■ Set task: Leave the pictures out and transcribe every record exactly.

■ Working data:

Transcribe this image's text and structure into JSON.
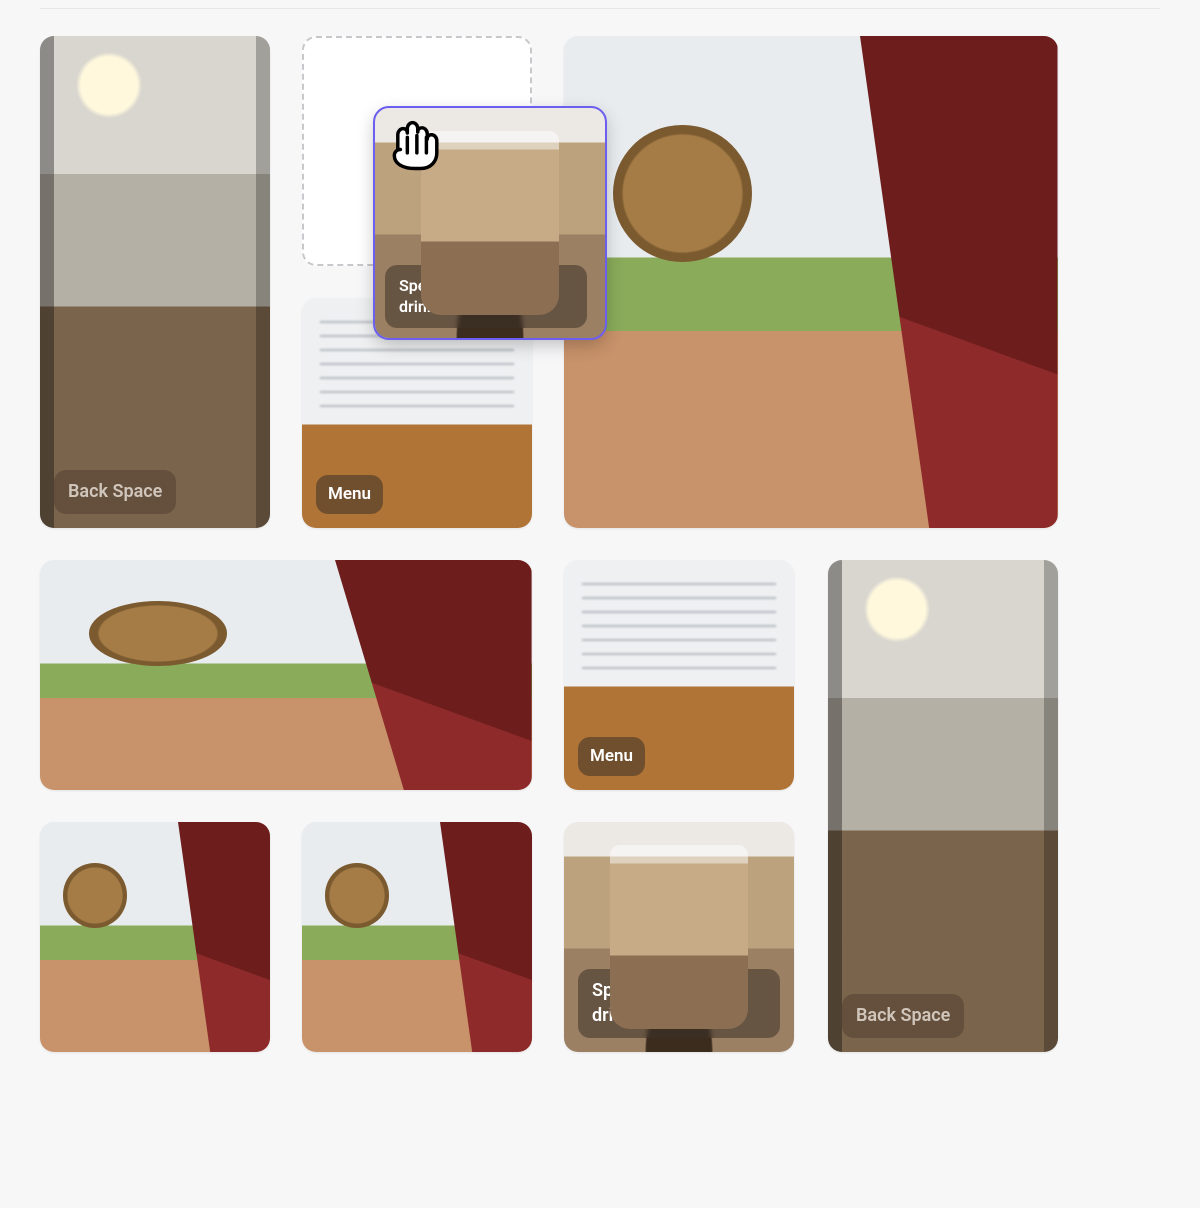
{
  "cards": {
    "back_space": {
      "label": "Back Space"
    },
    "menu": {
      "label": "Menu"
    },
    "speciality": {
      "label": "Speciality seasonal drink…"
    }
  },
  "drag": {
    "label": "Speciality seasonal drink…"
  }
}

■ Reply to the task:
Transcribe this image's text and structure into JSON.
{
  "cards": {
    "back_space": {
      "label": "Back Space"
    },
    "menu": {
      "label": "Menu"
    },
    "speciality": {
      "label": "Speciality seasonal drink…"
    }
  },
  "drag": {
    "label": "Speciality seasonal drink…"
  }
}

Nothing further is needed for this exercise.